------ SELECTED PASSAGE
Breaking the barriers
by Jon Gardey


CONTENTS

Words and pictures
Giving and getting
Officialdom
Language
Keep your hands to yourself



Barriers to communication off the beaten track exist just because ofwho you are: a visitor from another civilisation. It is necessary to show the local people that underneath the surface impression of strange clothes and foreign manners exists a fellow human being.

The first step is to approach local inhabitants as if you are their guest. You are. It is their country, their village, their hut, their lifestyle. You are a welcome, or perhaps unwelcome, intruder into their familiar daily routine. Always be aware that they may see very few faces other than those of their family or the other families in the village. Their initial impression of you is likely to be one of unease and wariness. Be reassuring. Move slowly.

If possible, learn a few words of local greeting and repeat them to everyone you meet in the village. It is very important to keep smiling; carry an open face, even if you feel exactly the opposite. Hold your body in a relaxed, non-aggressive manner.

In your first encounter, try to avoid anything that might anger them or make them shy with their initial approaches to you. If they offer a hand, take it firmly, even if it is encrusted with what you might consider filth. Don't hold back or be distant, either in attitude or voice. On the other hand, coming on strong in an effort to get something from a local person will only build unnecessary barriers to communication.

Words and pictures

Begin with words. If you are asking for directions, repeat the name of the place several times, but do not point in the direction you think it is, or suggest possible directions by voice. Usually the local person, in an effort to please his visitor, will nod helpfully in the direction in which you are pointing, or agree with you that, yes, Namdrung is that way, "if you say so". It may be in the opposite direction.
------------
WHAT YOU NEED TO DO
a: Retype the part of the piece on communication barriers that begins with the words containing "Barriers to communication off" and ends with "fellow human being.".
b: Pull out every line of the entries that contains the string "points", matching case exactly.
------ DATA SHOWN
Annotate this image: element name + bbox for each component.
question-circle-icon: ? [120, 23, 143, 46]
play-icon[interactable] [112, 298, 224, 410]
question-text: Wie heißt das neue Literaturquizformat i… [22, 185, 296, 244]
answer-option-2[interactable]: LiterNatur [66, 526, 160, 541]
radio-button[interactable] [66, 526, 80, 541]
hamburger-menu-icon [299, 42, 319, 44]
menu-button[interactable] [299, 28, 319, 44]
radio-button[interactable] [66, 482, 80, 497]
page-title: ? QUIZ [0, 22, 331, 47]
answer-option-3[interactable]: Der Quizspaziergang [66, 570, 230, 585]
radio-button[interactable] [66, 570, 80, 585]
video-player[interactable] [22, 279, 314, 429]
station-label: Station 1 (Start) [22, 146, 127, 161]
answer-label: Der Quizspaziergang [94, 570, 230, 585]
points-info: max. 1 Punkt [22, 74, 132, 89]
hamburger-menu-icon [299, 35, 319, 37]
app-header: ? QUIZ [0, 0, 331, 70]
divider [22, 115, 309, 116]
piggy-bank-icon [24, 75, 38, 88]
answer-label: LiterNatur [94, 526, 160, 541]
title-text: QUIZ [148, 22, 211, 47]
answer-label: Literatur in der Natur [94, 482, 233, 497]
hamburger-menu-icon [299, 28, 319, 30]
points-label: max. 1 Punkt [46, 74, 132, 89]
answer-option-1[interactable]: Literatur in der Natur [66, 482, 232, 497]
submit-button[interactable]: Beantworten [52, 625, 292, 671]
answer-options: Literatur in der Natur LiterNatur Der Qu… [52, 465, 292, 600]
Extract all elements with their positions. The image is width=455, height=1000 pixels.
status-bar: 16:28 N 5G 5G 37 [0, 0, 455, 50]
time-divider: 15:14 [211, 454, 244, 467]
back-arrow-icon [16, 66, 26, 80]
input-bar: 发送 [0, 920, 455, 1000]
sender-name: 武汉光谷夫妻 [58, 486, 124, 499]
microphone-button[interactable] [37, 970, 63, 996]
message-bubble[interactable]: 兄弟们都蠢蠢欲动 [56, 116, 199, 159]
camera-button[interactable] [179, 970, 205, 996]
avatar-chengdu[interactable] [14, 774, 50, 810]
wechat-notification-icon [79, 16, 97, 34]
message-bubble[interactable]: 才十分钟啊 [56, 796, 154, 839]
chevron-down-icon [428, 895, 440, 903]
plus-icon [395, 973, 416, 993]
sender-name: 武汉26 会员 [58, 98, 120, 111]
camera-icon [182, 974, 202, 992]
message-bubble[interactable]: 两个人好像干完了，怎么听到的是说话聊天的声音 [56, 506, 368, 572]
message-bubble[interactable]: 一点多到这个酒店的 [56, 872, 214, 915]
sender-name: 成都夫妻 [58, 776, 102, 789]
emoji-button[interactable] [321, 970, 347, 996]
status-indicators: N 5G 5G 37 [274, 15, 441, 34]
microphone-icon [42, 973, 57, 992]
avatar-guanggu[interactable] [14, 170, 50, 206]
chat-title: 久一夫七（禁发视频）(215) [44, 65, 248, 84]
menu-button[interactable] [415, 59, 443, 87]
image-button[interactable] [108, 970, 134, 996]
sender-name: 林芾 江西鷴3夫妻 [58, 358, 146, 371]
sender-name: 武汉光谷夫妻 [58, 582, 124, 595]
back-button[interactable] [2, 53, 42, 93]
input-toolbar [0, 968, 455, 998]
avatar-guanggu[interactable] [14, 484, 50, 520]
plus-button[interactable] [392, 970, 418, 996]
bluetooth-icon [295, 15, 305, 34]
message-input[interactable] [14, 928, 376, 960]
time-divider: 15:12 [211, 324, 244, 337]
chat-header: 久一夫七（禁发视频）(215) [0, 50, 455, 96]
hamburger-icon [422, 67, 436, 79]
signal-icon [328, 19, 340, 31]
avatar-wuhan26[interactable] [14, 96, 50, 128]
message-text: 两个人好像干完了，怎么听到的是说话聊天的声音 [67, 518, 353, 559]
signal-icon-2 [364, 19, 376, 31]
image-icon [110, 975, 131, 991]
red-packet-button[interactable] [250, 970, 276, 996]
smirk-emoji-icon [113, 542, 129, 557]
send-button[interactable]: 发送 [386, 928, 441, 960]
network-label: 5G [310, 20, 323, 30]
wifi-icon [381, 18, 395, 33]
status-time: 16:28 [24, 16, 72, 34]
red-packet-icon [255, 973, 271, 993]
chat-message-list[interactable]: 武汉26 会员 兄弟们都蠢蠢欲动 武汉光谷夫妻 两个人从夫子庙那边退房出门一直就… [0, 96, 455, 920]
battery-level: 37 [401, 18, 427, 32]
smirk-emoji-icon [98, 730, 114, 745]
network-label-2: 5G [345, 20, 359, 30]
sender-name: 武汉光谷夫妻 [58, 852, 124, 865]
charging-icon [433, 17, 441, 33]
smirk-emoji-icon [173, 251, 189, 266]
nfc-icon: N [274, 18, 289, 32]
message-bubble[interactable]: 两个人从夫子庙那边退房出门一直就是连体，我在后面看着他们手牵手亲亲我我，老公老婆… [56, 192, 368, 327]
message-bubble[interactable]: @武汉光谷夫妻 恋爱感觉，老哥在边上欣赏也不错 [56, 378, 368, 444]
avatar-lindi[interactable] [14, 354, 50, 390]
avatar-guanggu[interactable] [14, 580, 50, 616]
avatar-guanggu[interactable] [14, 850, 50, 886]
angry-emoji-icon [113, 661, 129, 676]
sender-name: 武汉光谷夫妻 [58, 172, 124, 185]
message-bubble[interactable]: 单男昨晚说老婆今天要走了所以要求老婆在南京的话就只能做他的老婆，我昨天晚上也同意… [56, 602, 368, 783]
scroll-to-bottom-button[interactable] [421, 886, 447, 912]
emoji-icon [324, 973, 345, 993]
------------
OUTPUTS IN ORDER
a:
Barriers to communication off the beaten track exist just because ofwho you are: a visitor from another civilisation. It is necessary to show the local people that underneath the surface impression of strange clothes and foreign manners exists a fellow human being.

b:
points-info: max. 1 Punkt [22, 74, 132, 89]
points-label: max. 1 Punkt [46, 74, 132, 89]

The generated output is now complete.